==== Dataset extract
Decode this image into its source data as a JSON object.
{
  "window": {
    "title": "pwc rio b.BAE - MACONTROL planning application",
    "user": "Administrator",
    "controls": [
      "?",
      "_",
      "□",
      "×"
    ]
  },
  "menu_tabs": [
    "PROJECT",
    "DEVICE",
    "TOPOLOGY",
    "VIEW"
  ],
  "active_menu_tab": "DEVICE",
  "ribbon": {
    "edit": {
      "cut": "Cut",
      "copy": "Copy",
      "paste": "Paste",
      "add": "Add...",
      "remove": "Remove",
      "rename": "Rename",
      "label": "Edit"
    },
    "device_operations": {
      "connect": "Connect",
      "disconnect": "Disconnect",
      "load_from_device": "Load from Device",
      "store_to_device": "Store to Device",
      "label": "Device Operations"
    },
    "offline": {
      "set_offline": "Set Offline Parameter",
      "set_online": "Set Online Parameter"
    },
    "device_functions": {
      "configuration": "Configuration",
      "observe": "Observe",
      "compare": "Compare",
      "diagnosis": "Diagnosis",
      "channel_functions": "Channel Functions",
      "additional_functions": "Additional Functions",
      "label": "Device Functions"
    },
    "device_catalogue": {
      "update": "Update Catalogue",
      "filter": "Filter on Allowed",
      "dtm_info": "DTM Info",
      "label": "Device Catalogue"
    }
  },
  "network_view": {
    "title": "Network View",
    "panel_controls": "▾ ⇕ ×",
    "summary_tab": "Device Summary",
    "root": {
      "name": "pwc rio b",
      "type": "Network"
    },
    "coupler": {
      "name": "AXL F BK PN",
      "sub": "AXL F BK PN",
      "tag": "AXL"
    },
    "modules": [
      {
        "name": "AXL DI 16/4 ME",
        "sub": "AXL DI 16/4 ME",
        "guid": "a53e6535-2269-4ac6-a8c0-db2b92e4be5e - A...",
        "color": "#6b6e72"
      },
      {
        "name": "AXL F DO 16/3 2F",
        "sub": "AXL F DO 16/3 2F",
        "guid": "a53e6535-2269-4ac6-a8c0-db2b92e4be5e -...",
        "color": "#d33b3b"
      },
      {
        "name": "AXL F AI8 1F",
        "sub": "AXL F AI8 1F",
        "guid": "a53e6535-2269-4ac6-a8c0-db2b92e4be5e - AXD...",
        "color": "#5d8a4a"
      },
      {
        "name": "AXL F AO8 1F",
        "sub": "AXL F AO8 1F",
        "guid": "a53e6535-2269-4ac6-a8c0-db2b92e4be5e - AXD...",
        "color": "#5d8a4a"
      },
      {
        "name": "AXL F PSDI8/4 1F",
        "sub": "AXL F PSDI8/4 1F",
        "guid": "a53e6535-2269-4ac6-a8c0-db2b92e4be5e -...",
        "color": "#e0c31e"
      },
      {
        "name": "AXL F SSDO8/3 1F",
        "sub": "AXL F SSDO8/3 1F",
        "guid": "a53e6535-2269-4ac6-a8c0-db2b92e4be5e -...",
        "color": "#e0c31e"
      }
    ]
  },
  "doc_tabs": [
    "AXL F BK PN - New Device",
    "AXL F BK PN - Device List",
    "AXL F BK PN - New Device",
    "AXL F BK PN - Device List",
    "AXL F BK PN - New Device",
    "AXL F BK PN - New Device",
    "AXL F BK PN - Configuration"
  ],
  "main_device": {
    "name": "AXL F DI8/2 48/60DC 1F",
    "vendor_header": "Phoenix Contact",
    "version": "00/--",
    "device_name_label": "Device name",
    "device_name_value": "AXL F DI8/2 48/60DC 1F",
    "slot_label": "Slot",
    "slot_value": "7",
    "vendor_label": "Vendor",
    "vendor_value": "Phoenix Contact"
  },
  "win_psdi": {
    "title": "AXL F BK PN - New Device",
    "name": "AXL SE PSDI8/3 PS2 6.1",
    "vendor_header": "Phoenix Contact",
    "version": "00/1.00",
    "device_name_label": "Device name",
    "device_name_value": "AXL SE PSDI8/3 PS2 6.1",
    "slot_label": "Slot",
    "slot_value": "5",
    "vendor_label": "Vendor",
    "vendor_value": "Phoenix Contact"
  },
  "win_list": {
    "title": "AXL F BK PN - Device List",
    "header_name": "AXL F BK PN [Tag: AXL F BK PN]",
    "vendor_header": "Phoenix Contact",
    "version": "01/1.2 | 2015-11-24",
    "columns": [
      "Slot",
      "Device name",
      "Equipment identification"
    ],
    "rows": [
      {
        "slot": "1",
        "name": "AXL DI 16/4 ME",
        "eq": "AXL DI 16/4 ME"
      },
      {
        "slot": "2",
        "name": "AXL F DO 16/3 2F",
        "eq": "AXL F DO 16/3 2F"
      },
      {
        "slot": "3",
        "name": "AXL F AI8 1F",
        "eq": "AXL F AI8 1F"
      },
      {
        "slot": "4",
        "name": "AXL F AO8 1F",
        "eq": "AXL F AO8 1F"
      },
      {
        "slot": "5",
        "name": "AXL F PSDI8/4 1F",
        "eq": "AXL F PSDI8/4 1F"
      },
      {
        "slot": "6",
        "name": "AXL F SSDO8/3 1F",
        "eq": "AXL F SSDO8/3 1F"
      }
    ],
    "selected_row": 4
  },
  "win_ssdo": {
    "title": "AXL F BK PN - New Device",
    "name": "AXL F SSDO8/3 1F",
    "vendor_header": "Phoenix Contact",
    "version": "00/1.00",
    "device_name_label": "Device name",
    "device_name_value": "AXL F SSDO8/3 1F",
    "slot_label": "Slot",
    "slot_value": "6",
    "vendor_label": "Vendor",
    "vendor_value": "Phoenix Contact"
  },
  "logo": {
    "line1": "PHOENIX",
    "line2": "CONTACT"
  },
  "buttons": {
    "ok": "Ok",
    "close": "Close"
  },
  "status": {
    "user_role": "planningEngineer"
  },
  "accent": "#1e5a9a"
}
========
==== Dataset extract
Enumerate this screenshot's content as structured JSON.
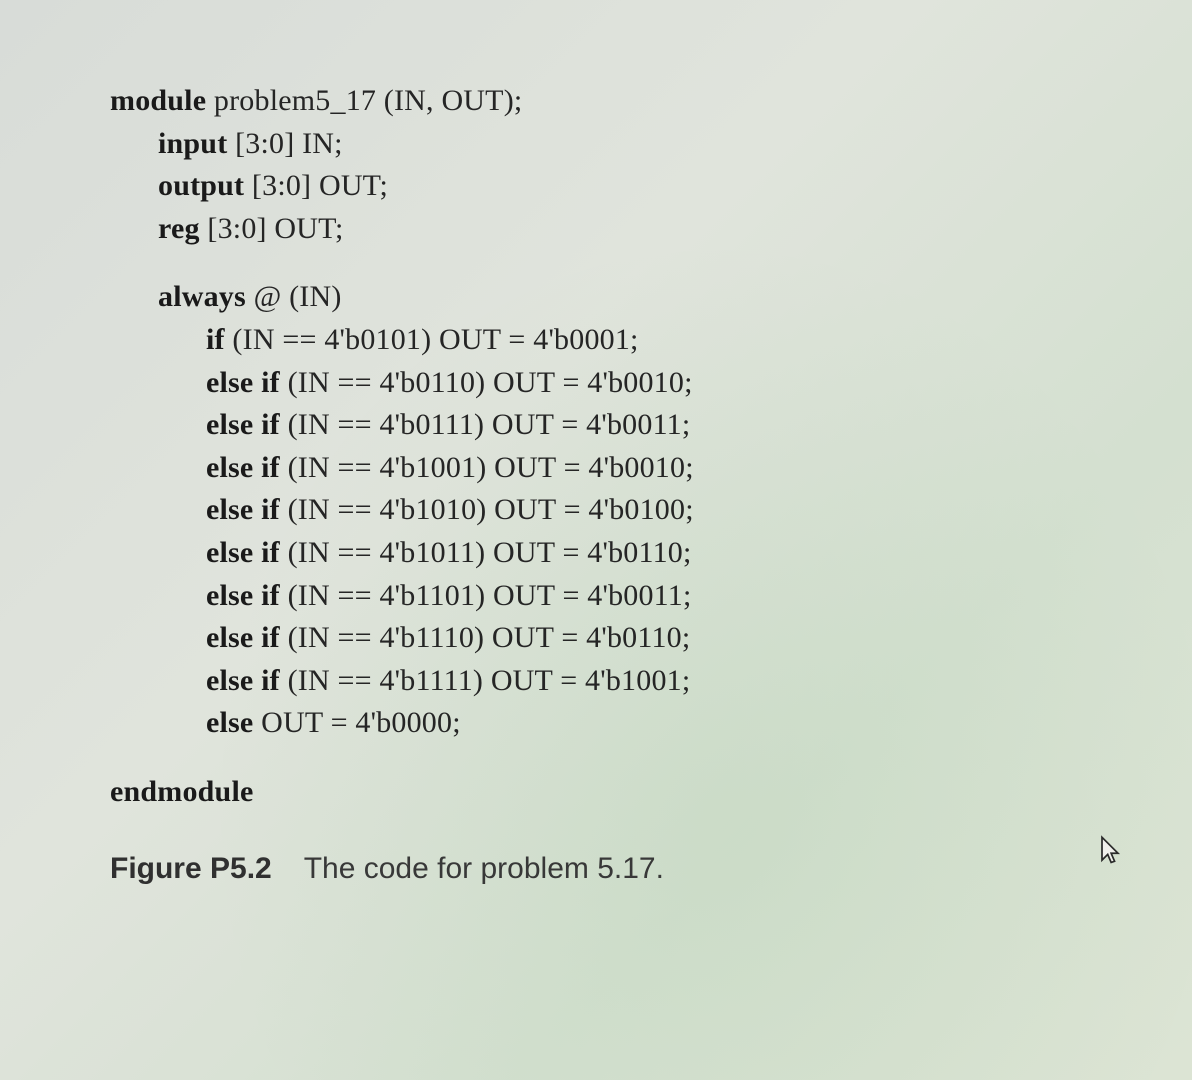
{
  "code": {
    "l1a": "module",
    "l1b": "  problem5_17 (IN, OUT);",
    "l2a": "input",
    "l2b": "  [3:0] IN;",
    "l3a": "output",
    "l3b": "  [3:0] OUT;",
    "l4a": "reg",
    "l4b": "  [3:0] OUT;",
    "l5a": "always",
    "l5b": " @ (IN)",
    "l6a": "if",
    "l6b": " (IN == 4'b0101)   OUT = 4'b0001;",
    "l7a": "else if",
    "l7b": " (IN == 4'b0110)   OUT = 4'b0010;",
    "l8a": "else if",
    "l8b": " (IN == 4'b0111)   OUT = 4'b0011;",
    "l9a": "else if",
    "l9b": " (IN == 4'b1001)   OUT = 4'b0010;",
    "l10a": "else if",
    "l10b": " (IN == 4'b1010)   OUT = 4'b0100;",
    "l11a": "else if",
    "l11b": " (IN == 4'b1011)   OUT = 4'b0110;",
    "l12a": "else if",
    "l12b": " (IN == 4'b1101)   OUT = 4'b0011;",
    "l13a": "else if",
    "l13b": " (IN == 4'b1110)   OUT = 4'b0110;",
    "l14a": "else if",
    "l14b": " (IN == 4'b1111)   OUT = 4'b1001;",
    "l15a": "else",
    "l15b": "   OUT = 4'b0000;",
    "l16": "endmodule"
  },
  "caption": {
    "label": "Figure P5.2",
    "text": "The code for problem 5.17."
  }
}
========
=== Given instruction ===
Looking at the material above, count the lines that hold "version" and give the total alone.

=== Result of this task ===
4